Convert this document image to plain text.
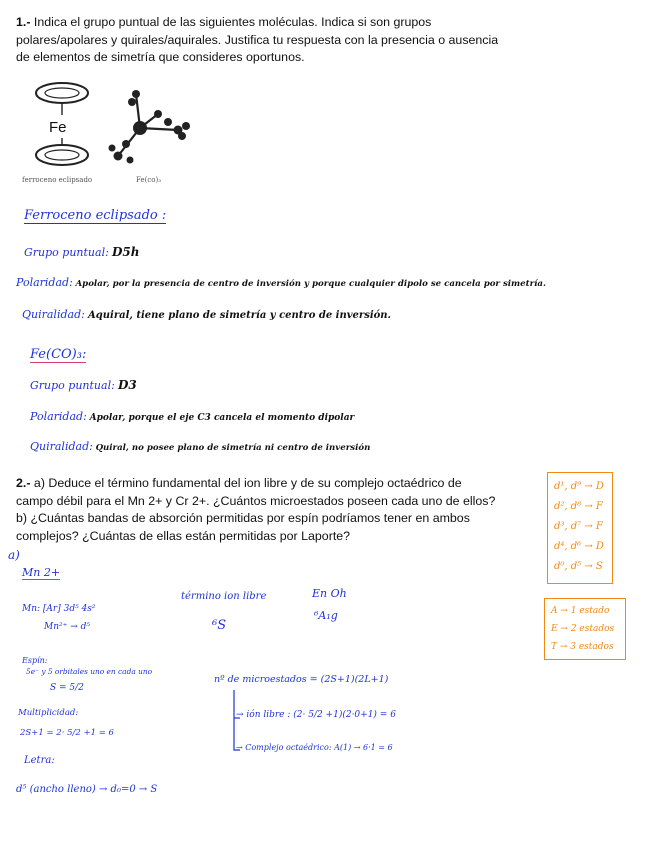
1.- Indica el grupo puntual de las siguientes moléculas. Indica si son grupos
polares/apolares y quirales/aquirales. Justifica tu respuesta con la presencia o ausencia
de elementos de simetría que consideres oportunos.
Fe
ferroceno eclipsado	Fe(co)₃
Ferroceno eclipsado :
Grupo puntual: D5h
Polaridad: Apolar, por la presencia de centro de inversión y porque cualquier dipolo se cancela por simetría.
Quiralidad: Aquiral, tiene plano de simetría y centro de inversión.
Fe(CO)₃:
Grupo puntual: D3
Polaridad: Apolar, porque el eje C3 cancela el momento dipolar
Quiralidad: Quiral, no posee plano de simetría ni centro de inversión
2.- a) Deduce el término fundamental del ion libre y de su complejo octaédrico de
campo débil para el Mn 2+ y Cr 2+. ¿Cuántos microestados poseen cada uno de ellos?
b) ¿Cuántas bandas de absorción permitidas por espín podríamos tener en ambos
complejos? ¿Cuántas de ellas están permitidas por Laporte?
d¹, d⁹ → D
d², d⁸ → F
d³, d⁷ → F
d⁴, d⁶ → D
d⁰, d⁵ → S
A → 1 estado
E → 2 estados
T → 3 estados
a)
Mn 2+
Mn: [Ar] 3d⁵ 4s²
Mn²⁺ → d⁵
término ion libre
⁶S
En Oh
⁶A₁g
Espín:
5e⁻ y 5 orbitales uno en cada uno
S = 5/2
Multiplicidad:
2S+1 = 2· 5/2 +1 = 6
Letra:
d⁵ (ancho lleno) → d₀=0 → S
nº de microestados = (2S+1)(2L+1)
→ ión libre : (2· 5/2 +1)(2·0+1) = 6
→ Complejo octaédrico: A(1) → 6·1 = 6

★ ★ ★

**YOUR TASK:** Working from the entries above, return all lines that contain "octaédrico".

**SOLUTION FOR THIS EXERCISE:**
2.- a) Deduce el término fundamental del ion libre y de su complejo octaédrico de
→ Complejo octaédrico: A(1) → 6·1 = 6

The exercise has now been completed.